── RECORDS PROVIDED ──

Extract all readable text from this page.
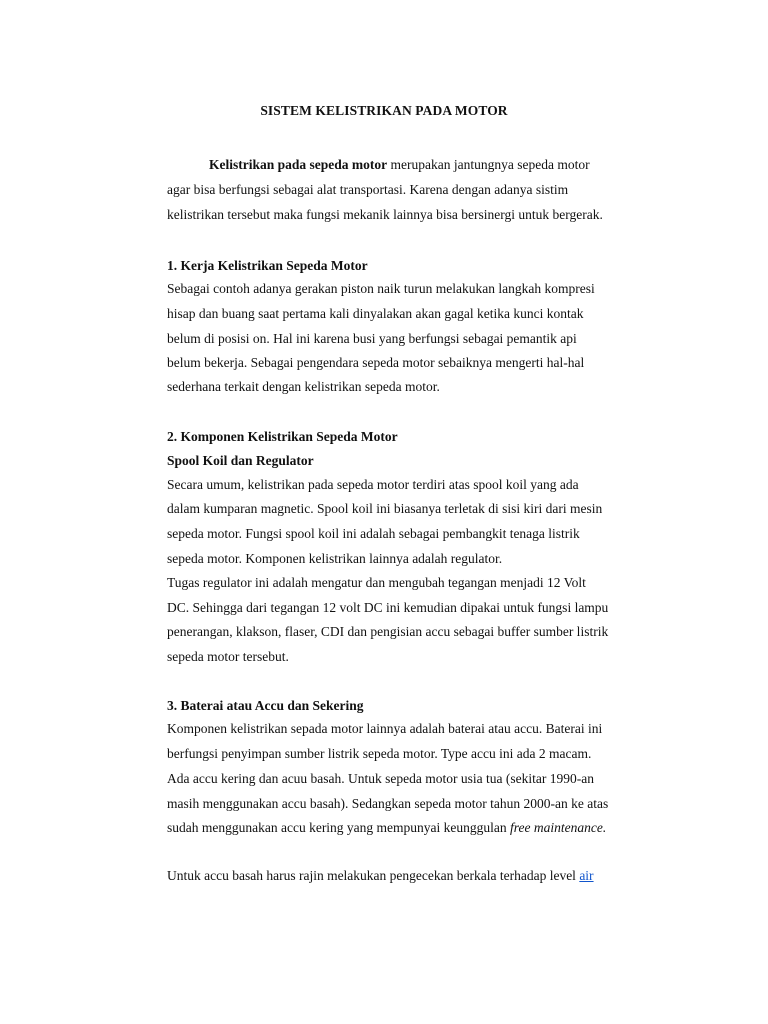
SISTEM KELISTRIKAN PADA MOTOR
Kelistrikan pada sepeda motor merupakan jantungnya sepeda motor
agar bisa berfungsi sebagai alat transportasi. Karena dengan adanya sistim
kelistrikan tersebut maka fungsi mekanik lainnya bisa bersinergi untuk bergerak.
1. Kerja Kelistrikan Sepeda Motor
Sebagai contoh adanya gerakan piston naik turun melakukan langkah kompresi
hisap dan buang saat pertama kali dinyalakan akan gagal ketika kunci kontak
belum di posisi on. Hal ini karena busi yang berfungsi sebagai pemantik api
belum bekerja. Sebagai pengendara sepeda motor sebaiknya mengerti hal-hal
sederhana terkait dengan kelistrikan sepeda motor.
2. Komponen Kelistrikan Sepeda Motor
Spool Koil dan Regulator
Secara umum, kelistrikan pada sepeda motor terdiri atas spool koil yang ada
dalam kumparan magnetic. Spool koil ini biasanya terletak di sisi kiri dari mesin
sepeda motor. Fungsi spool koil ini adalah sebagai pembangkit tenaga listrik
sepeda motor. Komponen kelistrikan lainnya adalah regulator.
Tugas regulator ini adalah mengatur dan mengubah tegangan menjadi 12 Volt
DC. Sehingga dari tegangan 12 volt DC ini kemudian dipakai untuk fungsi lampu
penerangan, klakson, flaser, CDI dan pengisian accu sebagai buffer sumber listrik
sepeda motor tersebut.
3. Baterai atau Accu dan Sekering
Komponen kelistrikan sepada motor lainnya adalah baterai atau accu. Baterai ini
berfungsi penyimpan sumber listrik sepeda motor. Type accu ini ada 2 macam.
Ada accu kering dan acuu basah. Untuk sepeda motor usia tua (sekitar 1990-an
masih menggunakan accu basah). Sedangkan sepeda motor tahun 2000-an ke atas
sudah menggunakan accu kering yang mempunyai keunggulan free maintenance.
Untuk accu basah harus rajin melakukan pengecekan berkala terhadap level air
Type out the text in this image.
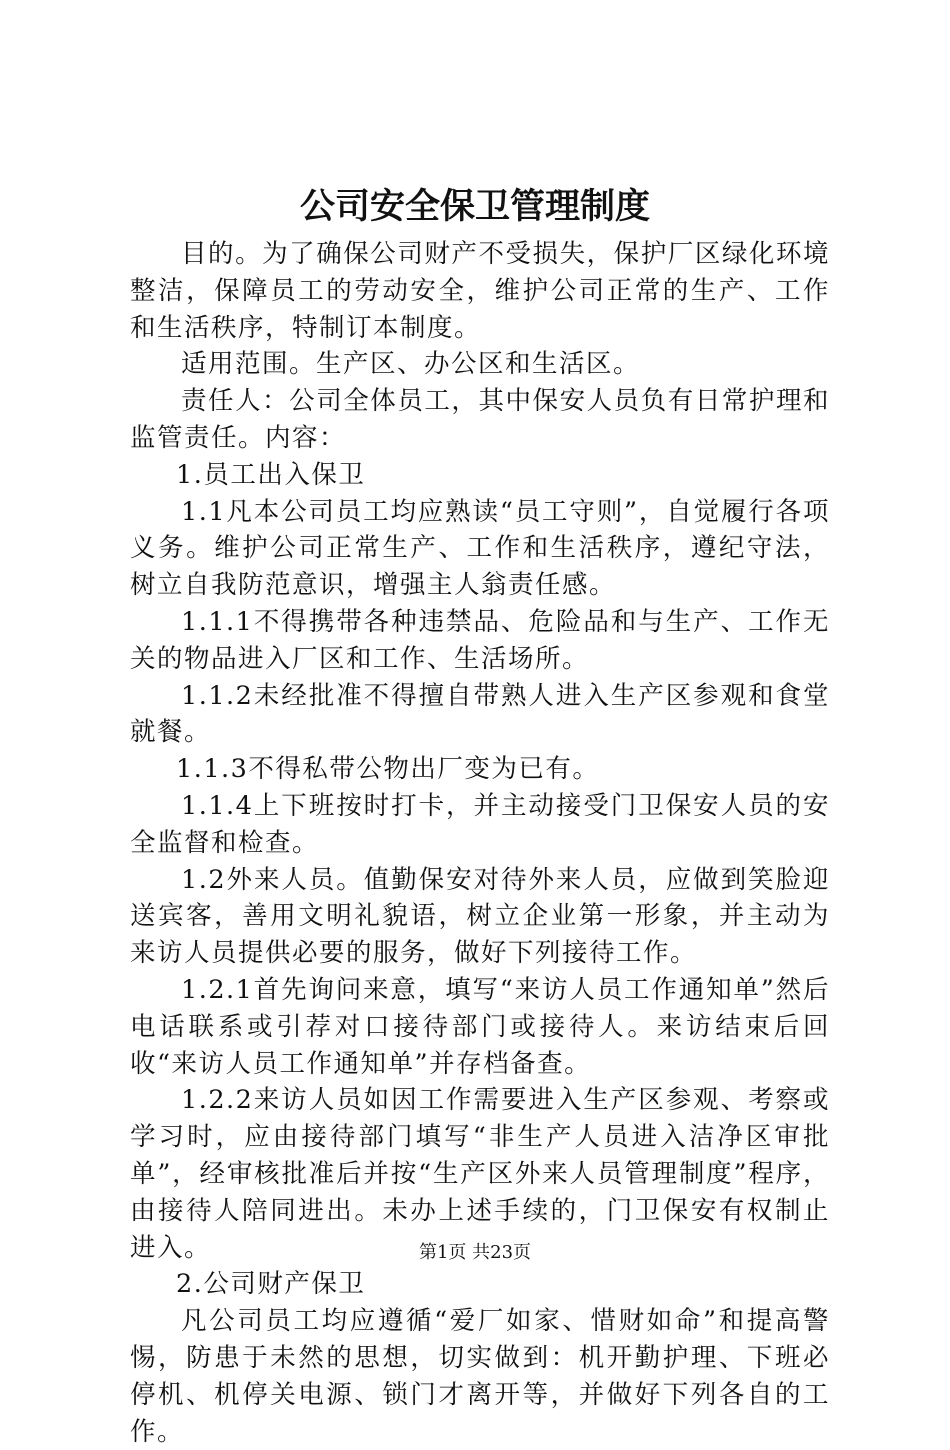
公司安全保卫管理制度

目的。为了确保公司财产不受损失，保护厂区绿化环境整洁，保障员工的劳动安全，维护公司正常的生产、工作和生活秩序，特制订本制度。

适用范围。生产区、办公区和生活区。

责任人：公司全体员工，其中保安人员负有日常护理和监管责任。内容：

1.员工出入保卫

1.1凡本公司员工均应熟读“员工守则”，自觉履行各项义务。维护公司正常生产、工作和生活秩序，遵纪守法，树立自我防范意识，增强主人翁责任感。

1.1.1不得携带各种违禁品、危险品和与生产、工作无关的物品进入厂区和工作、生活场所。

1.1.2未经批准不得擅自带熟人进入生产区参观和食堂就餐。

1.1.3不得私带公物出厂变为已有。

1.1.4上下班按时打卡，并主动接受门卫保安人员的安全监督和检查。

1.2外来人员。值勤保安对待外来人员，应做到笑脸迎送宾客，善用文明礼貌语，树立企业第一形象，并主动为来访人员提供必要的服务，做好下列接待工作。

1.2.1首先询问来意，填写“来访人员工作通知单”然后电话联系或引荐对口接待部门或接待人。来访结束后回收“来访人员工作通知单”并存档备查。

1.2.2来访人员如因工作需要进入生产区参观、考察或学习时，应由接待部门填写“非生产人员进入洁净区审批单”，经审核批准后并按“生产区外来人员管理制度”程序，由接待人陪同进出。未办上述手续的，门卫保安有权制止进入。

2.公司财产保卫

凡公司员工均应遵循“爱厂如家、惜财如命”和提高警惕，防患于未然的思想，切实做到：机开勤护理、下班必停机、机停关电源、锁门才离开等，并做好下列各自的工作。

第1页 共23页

───

*REQUIRED WORK*
Work out how many lines of the data above hold the word "Baterai", and write only the count.

*WRITTEN ANSWER*
2